- **TRECHO CITADO**
══════════

A TRADIÇÃO DAS BAIANAS E DOS RELIGIOSOS DE PLANTÃO

Estava assistindo ao Jornal HOJE, quando o apresentador chamou um link ao vivo de Salvador, onde a repórter estava esperando o inicio da lavagem das escadarias da Igreja do Senhor do Bonfim.
Ela mostrou a baiana e sua preparação para o ritual.
A água de cheiro é composta por alfazema, arruda, manjericão e água para a lavagem.
Afora a roupa composta por nove peças e muitos penduricalhos.
A baiana estava feliz por participar do ritual, da tradição para afastar maus fluidos e trazer o bem para o ano novo que esta começando.
Fiquei pensando que muitos religiosos de plantão praticam rituais também.
Vestem suas indumentárias, se tornam garçons de Deus, recolhem os dízimos como um ritual, uma tradição.
O significado ficou perdido ou escondido no terno e na sobriedade, na presença mecânica de muitos nestes momentos.
Por mais que que se queira dar um significante ao significado, isto esbarra em homens de preto que com austeridade espantam a espontaneidade.
A tradição foi suplantada pelo tradicionalismo nas vestes e nas atitudes.
Se os religiosos não fossem tão plantonistas, eu não compararia com as baianas.
Talvez as baianas sejam mais felizes e honestas na sua lavagem da escadaria da igreja.
Muitos religiosos de plantão se recusam a ser humildes.
Orgulho da humildade pessoal não deixa.

══════════

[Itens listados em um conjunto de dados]
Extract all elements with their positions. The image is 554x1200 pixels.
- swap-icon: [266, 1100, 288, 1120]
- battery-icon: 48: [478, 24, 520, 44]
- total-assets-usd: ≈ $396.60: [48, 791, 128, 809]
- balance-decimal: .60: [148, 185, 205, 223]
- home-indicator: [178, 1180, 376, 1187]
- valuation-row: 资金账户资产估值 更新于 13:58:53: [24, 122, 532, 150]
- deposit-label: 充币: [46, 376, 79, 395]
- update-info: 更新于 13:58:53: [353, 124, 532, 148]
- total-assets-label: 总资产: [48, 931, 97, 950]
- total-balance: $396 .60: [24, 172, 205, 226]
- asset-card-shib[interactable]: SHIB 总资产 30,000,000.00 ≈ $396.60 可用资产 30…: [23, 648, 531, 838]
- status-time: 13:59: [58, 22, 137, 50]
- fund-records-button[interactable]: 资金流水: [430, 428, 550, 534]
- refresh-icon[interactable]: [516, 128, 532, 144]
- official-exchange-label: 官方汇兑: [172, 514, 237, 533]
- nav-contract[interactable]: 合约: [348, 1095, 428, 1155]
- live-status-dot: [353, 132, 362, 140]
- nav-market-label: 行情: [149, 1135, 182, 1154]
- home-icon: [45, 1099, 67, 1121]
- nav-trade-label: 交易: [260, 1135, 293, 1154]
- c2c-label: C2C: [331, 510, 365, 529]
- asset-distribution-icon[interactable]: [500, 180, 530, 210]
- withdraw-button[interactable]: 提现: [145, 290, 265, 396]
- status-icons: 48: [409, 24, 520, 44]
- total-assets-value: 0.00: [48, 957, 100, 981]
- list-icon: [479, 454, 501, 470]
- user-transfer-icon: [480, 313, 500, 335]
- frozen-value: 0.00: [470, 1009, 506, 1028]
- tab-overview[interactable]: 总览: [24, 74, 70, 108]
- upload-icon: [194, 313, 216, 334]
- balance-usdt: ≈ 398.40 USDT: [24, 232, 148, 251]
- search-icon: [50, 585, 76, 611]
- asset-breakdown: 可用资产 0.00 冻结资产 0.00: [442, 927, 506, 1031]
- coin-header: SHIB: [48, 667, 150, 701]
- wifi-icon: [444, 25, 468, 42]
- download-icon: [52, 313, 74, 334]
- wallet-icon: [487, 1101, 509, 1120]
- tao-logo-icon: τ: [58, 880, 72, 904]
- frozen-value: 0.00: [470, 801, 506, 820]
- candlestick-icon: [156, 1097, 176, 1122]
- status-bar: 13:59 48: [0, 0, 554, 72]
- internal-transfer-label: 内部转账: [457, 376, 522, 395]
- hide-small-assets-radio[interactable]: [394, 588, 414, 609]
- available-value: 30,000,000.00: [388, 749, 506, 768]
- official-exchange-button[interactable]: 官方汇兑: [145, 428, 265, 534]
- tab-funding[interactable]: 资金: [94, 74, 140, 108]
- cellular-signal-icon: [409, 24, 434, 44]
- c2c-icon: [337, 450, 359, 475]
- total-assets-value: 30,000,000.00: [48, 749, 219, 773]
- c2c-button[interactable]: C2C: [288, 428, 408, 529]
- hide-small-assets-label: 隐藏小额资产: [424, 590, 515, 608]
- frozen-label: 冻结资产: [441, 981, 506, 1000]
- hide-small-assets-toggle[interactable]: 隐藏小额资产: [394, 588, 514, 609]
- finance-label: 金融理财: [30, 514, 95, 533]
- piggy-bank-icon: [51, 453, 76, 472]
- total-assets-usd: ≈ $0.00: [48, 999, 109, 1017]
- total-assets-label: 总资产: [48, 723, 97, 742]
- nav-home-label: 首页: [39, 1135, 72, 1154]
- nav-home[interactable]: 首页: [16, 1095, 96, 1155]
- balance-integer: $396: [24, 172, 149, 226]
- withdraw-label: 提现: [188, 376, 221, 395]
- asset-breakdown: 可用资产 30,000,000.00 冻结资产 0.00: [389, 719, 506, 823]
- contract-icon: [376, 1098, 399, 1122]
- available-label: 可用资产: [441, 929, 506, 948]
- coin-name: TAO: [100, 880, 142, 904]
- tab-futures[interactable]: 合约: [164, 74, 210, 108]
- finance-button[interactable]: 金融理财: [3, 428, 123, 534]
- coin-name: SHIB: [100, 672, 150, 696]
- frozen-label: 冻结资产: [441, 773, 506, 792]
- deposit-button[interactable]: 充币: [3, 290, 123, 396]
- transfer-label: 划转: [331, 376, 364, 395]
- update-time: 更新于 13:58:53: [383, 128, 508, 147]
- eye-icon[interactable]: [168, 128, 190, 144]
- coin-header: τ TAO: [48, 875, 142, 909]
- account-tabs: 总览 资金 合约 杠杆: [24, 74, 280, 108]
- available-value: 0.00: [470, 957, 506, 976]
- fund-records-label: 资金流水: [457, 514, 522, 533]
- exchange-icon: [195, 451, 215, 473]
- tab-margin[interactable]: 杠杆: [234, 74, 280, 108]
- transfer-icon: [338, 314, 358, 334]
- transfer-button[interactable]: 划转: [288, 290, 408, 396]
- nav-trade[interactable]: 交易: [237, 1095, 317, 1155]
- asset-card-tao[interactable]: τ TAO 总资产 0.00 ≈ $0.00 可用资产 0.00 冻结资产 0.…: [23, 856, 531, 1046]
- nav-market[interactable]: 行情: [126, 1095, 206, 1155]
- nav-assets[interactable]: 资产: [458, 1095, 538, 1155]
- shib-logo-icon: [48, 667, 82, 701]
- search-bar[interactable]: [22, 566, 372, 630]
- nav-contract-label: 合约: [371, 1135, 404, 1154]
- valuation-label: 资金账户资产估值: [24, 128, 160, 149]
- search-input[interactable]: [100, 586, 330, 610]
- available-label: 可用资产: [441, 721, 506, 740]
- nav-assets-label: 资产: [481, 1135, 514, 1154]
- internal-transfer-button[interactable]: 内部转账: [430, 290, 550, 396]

══════════

- **EXERCÍCIO**
Copie o texto sobre as baianas a partir das palavras "O significado ficou", parando depois de "escadaria da igreja.", e troque "homens de preto" por "homens de branco".

- **RESULTADO DO EXERCÍCIO**
O significado ficou perdido ou escondido no terno e na sobriedade, na presença mecânica de muitos nestes momentos.
Por mais que que se queira dar um significante ao significado, isto esbarra em homens de branco que com austeridade espantam a espontaneidade.
A tradição foi suplantada pelo tradicionalismo nas vestes e nas atitudes.
Se os religiosos não fossem tão plantonistas, eu não compararia com as baianas.
Talvez as baianas sejam mais felizes e honestas na sua lavagem da escadaria da igreja.